--- Start ---

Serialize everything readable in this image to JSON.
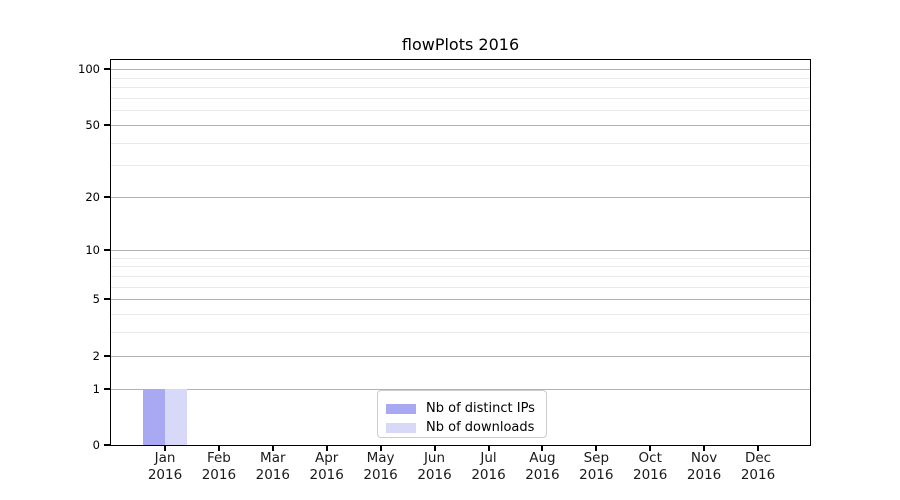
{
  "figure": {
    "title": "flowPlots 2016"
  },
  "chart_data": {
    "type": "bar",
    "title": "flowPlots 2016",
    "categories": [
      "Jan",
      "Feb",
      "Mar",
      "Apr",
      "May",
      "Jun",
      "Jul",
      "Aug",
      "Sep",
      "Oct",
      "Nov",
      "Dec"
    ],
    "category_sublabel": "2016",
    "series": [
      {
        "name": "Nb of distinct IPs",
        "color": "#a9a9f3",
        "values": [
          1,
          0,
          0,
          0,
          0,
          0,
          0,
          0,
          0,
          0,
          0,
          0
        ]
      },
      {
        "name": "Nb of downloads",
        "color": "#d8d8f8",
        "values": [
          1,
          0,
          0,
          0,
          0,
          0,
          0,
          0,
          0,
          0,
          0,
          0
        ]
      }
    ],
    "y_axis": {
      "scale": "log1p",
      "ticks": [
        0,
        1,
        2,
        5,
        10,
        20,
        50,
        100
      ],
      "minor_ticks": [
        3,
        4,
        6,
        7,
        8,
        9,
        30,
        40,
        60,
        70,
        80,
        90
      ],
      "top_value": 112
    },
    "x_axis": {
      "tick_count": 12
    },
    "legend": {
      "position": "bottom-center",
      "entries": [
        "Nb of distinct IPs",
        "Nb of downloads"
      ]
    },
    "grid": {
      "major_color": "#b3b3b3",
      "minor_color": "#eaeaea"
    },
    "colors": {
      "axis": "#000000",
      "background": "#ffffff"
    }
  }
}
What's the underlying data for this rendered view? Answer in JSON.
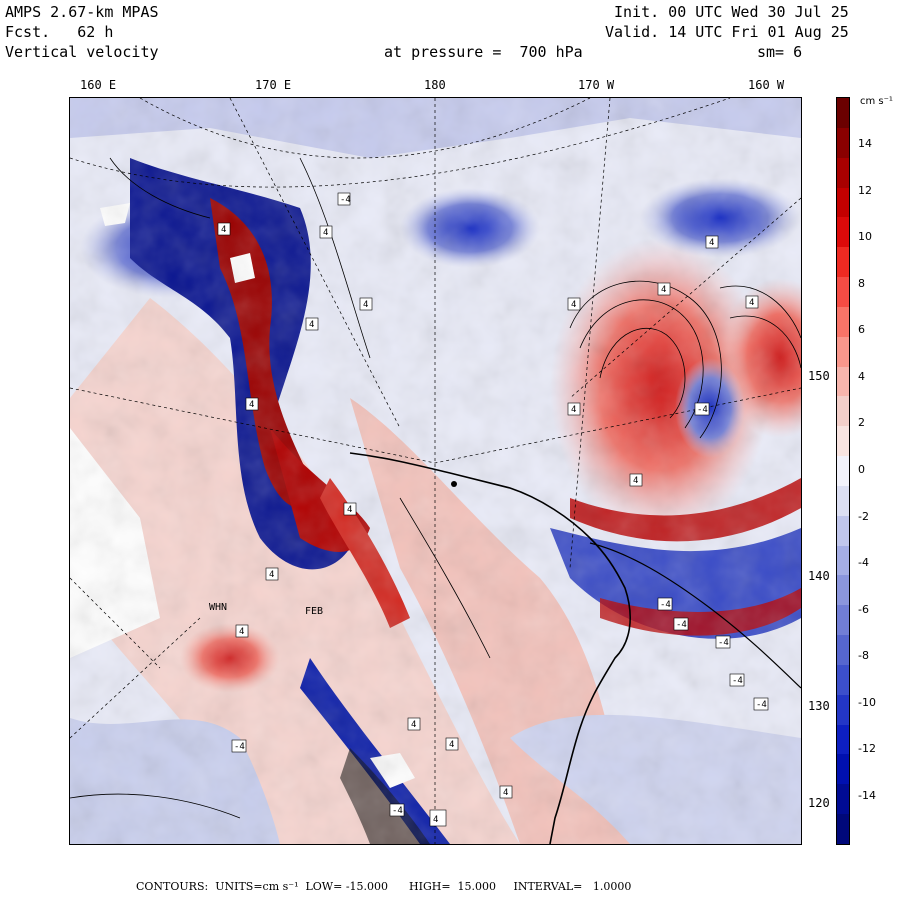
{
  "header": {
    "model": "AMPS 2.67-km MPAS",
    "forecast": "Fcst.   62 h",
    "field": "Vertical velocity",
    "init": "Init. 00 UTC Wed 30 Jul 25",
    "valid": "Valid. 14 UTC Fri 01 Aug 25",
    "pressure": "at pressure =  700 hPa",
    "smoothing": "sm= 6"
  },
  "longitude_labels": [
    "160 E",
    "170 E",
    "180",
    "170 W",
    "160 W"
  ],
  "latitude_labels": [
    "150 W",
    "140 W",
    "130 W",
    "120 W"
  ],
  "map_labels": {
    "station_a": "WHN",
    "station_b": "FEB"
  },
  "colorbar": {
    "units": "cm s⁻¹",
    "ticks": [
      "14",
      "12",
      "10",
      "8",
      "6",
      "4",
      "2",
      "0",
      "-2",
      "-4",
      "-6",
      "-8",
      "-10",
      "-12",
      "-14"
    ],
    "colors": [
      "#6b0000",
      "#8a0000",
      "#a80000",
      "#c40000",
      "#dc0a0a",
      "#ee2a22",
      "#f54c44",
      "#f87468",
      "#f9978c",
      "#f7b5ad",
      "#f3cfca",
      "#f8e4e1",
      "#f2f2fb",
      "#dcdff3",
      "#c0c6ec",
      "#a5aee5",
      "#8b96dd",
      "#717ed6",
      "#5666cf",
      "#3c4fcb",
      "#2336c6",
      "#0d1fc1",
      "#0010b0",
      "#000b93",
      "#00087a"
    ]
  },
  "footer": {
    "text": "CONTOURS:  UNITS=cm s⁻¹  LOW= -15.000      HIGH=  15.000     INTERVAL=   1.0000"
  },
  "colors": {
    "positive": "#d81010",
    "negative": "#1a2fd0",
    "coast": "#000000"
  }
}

--- End ---

== WHAT YOU WILL DO ==
Pull out each line of the records holding the string "distinct".

== FULL ANSWER ==
        "name": "Nb of distinct IPs",
        "Nb of distinct IPs",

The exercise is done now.